### What you are asked to do
Exactly reproduce the lines from the line bearing "Serialize everything readable" through the end of the listing, inclusive of both; pictures are to be omitted.

#### Task inputs

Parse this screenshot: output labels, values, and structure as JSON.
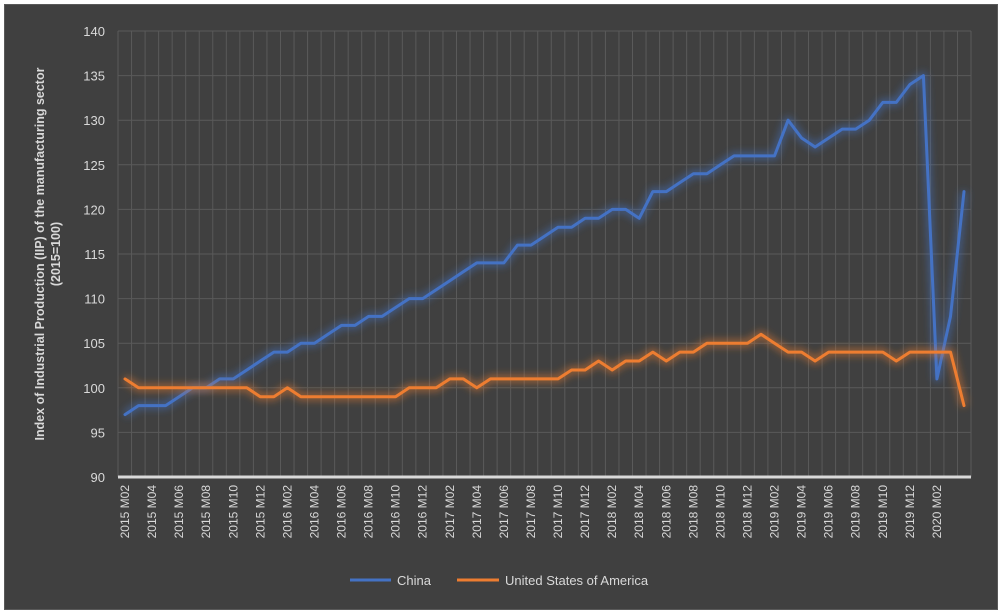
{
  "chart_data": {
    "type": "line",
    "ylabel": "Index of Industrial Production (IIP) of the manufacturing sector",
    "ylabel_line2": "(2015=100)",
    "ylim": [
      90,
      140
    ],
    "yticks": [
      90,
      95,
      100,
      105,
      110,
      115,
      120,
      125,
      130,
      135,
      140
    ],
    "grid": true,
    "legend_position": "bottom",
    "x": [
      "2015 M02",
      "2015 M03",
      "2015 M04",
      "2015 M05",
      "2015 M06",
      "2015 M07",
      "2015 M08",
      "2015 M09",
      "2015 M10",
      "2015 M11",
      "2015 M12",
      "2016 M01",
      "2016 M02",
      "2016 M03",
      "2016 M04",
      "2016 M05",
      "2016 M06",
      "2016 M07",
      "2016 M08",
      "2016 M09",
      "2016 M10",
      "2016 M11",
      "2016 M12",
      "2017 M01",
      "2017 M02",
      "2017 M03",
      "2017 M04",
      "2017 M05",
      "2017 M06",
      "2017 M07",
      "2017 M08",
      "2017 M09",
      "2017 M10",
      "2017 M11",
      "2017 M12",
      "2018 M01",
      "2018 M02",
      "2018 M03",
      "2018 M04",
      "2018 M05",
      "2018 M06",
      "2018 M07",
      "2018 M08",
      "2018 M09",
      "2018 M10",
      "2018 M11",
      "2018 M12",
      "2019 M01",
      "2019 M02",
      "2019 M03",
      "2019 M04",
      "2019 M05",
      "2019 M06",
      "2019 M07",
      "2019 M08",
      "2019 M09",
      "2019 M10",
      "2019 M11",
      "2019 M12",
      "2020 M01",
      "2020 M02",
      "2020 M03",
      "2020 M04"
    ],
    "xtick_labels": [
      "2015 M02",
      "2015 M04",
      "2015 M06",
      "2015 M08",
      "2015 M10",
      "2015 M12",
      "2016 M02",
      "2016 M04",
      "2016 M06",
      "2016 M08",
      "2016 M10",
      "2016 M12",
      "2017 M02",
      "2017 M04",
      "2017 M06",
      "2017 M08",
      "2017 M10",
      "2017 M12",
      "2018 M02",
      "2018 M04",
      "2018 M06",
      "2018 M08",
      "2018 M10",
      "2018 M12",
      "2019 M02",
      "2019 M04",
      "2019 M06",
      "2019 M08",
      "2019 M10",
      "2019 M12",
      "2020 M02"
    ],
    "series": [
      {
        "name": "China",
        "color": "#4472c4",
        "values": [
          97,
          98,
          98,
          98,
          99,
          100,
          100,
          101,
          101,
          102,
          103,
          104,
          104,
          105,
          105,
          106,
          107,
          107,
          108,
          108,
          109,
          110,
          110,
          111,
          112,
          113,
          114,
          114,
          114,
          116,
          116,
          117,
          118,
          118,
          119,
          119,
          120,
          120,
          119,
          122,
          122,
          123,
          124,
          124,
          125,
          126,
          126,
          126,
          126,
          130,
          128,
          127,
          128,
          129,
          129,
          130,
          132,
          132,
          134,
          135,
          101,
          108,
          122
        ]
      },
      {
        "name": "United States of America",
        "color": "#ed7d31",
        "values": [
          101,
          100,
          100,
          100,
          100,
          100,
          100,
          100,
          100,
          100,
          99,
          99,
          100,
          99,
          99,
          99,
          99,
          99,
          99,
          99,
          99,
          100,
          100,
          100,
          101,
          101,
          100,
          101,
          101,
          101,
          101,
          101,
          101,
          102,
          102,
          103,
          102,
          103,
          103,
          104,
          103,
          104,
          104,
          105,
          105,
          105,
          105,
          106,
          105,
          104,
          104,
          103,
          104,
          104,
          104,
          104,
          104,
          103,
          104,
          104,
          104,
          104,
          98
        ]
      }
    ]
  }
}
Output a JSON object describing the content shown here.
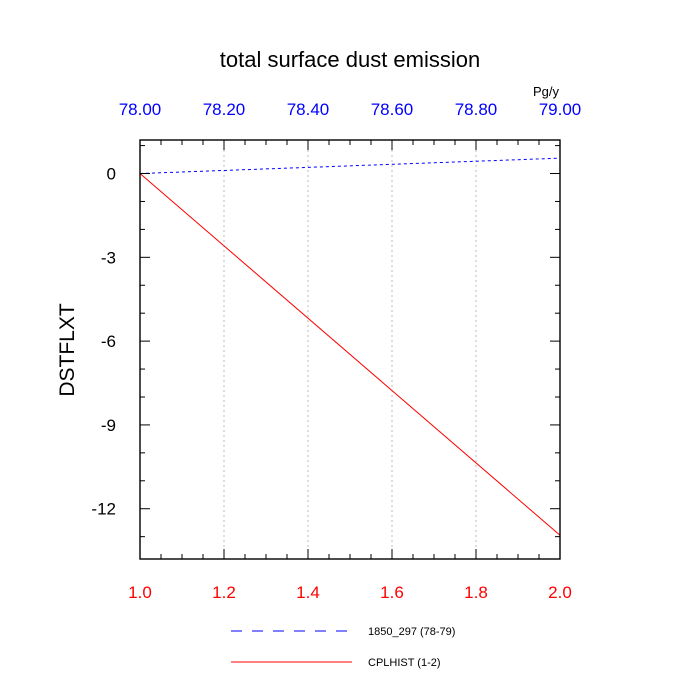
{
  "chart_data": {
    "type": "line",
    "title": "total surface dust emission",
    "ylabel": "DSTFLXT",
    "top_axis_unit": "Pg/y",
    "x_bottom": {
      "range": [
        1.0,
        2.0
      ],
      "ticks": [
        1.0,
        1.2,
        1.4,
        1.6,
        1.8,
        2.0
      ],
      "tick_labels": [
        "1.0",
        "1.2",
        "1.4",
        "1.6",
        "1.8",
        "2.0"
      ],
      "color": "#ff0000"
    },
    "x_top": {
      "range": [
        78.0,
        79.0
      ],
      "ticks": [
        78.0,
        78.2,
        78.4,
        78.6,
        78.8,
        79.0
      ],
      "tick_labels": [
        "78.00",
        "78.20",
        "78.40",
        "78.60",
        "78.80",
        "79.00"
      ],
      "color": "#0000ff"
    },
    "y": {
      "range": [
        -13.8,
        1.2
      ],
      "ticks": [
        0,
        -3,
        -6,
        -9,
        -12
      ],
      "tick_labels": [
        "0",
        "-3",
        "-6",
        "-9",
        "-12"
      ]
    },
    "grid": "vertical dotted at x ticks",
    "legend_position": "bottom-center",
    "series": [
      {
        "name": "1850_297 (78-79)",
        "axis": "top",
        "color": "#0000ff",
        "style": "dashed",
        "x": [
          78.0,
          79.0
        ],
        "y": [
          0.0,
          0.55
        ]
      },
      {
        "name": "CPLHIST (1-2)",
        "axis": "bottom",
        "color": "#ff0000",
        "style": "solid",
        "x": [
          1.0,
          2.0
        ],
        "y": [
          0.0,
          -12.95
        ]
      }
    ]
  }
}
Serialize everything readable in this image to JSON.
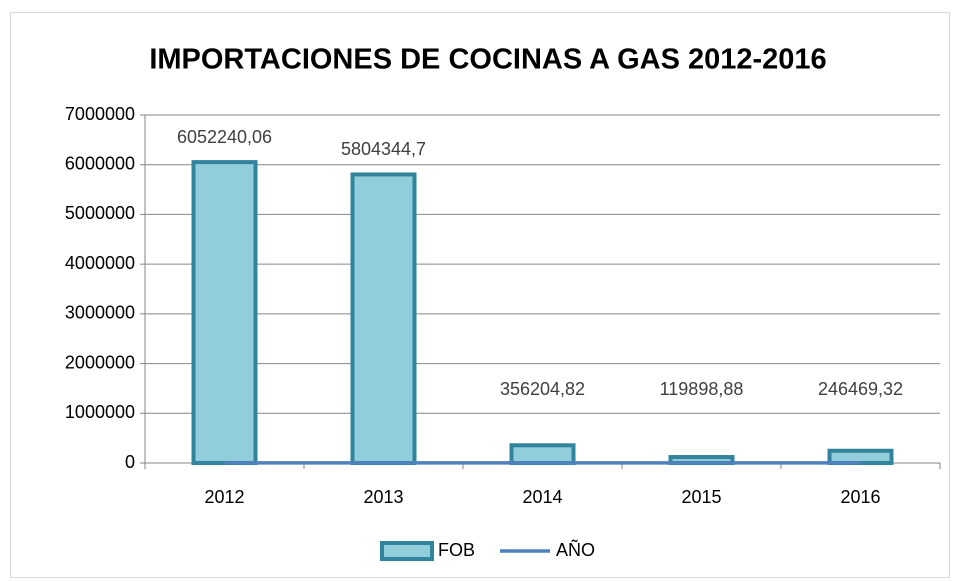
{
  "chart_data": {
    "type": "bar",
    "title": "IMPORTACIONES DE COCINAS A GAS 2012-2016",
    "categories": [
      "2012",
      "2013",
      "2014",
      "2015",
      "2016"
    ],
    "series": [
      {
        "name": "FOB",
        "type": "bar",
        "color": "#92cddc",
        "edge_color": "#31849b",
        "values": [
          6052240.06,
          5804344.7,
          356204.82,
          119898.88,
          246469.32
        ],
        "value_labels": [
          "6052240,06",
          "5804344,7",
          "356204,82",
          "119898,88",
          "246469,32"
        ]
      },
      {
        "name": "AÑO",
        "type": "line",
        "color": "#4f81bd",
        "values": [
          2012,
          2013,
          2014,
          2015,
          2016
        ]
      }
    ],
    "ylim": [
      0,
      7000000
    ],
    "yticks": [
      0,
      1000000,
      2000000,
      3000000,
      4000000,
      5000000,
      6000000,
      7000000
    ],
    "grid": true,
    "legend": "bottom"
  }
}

########

### Final result
Serialize everything readable in this image to JSON.
{
  "chart_data": {
    "type": "bar",
    "title": "IMPORTACIONES DE COCINAS A GAS 2012-2016",
    "categories": [
      "2012",
      "2013",
      "2014",
      "2015",
      "2016"
    ],
    "series": [
      {
        "name": "FOB",
        "type": "bar",
        "color": "#92cddc",
        "edge_color": "#31849b",
        "values": [
          6052240.06,
          5804344.7,
          356204.82,
          119898.88,
          246469.32
        ],
        "value_labels": [
          "6052240,06",
          "5804344,7",
          "356204,82",
          "119898,88",
          "246469,32"
        ]
      },
      {
        "name": "AÑO",
        "type": "line",
        "color": "#4f81bd",
        "values": [
          2012,
          2013,
          2014,
          2015,
          2016
        ]
      }
    ],
    "ylim": [
      0,
      7000000
    ],
    "yticks": [
      0,
      1000000,
      2000000,
      3000000,
      4000000,
      5000000,
      6000000,
      7000000
    ],
    "grid": true,
    "legend": "bottom"
  }
}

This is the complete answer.